## Directions for this task
Of all the lines in the records, how many hold the word "name"? Answer with the number only.

[Stored items from a collection]
- - - - -

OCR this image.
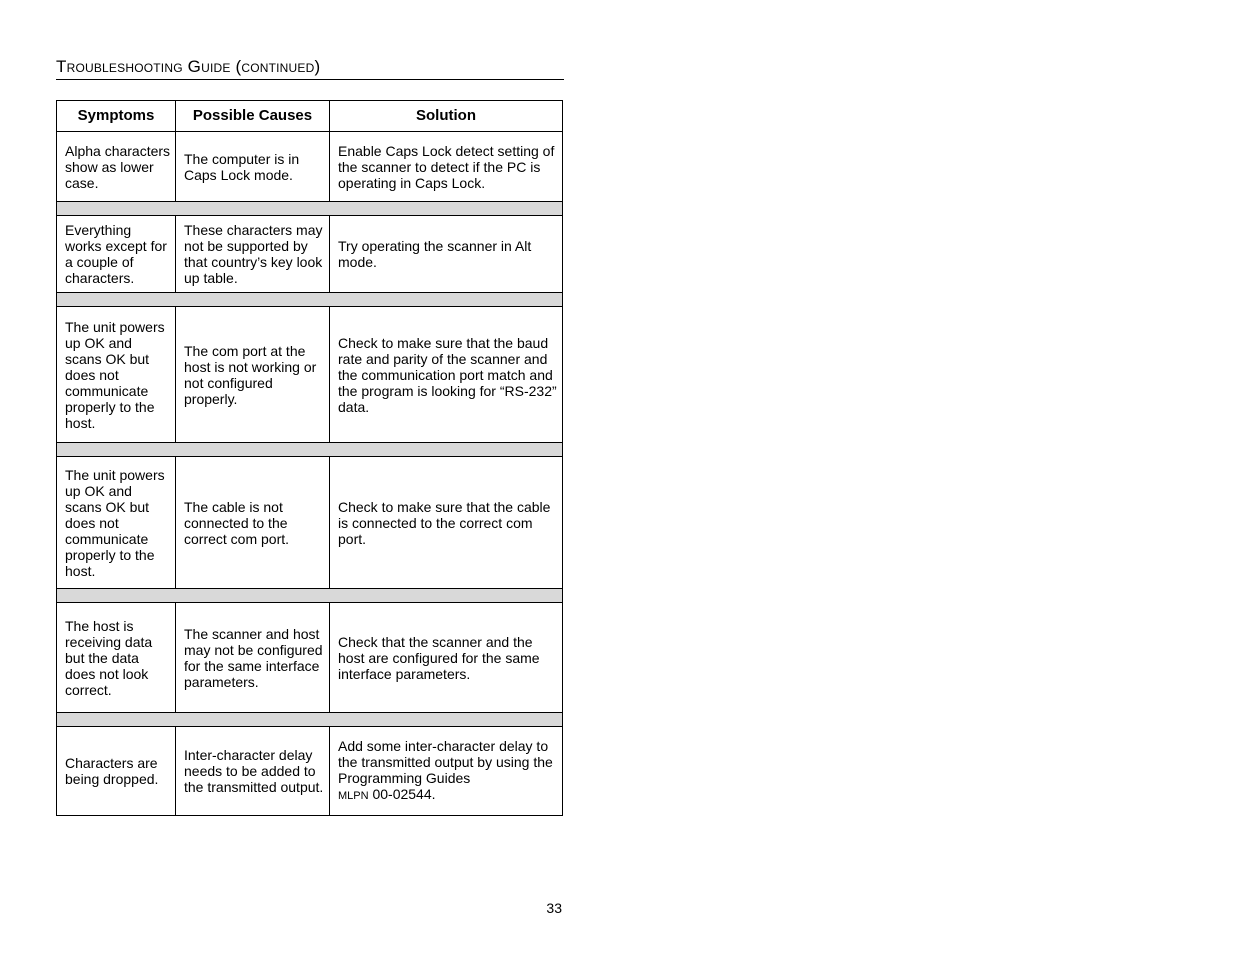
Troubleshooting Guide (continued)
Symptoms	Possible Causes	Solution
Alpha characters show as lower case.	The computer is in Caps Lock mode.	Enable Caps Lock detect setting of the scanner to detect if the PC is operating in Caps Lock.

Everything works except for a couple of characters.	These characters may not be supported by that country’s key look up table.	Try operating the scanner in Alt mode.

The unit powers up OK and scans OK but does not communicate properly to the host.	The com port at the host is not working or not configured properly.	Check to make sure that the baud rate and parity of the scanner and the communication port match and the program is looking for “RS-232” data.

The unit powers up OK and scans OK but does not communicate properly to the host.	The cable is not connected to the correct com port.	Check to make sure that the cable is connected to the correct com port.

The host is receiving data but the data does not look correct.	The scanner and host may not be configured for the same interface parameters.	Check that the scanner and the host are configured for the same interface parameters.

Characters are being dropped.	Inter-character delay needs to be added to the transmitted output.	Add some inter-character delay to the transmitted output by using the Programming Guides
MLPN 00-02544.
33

- - - - -

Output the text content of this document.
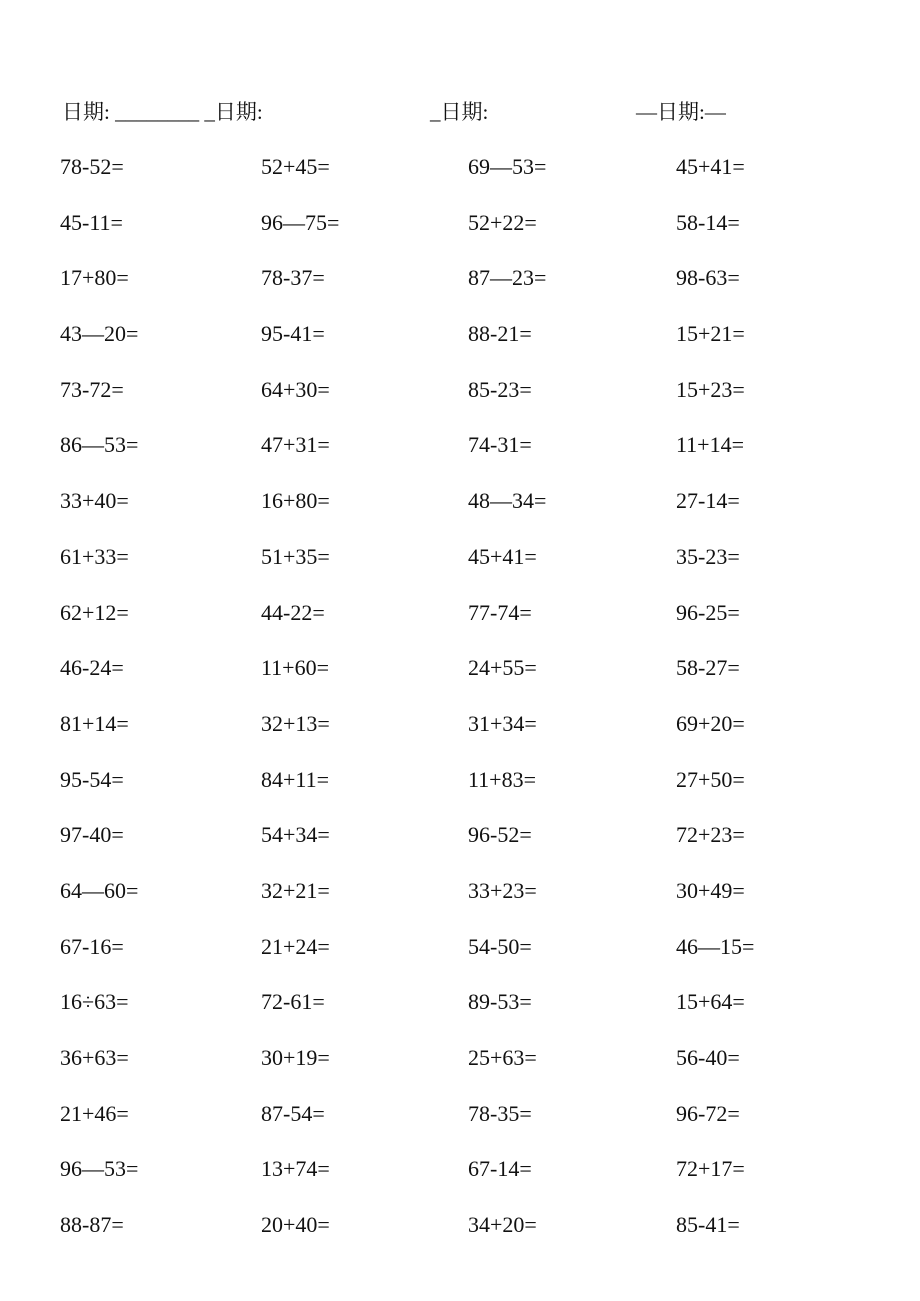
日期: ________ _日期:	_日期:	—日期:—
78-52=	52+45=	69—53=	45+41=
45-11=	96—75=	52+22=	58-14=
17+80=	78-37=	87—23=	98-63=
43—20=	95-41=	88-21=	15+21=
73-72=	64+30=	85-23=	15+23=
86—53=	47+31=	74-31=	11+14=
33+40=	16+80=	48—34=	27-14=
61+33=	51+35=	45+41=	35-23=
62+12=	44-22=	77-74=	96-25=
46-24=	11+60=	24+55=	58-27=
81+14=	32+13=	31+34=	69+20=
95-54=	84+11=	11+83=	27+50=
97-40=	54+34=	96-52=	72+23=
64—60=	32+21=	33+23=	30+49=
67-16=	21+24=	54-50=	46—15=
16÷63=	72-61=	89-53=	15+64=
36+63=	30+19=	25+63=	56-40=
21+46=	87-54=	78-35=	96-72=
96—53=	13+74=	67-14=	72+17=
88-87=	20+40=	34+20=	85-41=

- - - - -

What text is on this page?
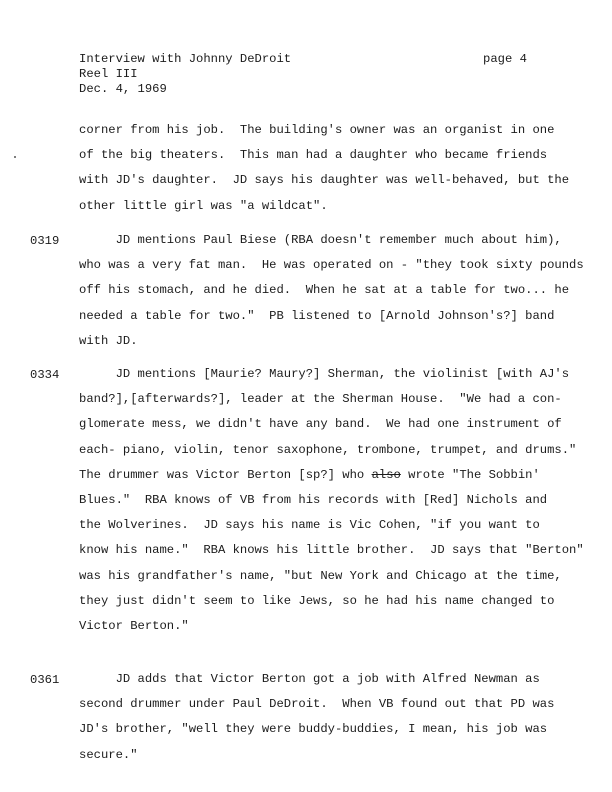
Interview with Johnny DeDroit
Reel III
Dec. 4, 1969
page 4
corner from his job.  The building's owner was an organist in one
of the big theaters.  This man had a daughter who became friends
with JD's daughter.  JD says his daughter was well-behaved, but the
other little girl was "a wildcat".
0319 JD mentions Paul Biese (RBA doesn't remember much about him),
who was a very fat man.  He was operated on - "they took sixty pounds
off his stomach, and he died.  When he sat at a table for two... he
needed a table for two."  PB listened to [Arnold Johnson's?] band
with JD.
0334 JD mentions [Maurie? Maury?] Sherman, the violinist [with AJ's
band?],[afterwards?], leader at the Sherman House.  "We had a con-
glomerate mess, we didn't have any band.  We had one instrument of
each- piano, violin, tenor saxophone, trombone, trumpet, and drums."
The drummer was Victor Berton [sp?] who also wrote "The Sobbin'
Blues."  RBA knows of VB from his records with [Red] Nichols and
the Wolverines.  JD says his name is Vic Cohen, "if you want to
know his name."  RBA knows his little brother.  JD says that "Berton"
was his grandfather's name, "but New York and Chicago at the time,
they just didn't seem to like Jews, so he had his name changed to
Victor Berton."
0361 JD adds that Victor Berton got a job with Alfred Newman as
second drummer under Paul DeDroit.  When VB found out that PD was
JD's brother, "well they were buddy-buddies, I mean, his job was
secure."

- - - - -

## Full answer
4